#### PROMPT:
Using the material that follows, identify and copy each line with the string "true".

#### DATA ROWS:
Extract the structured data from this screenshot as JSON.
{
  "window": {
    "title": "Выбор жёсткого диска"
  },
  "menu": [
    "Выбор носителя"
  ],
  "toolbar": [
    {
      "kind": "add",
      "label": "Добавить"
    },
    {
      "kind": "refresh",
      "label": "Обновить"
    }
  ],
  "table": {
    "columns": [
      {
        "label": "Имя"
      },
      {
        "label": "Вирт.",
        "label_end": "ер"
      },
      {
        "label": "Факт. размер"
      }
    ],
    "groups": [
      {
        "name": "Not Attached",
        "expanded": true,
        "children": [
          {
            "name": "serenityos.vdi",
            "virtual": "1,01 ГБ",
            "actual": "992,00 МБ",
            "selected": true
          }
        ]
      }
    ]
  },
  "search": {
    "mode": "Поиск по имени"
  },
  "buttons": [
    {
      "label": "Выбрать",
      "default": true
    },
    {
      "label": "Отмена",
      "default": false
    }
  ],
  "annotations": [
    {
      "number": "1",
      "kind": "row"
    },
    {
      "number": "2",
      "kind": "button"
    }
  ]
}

#### FINAL RESULT:
        "expanded": true,
            "selected": true
      "default": true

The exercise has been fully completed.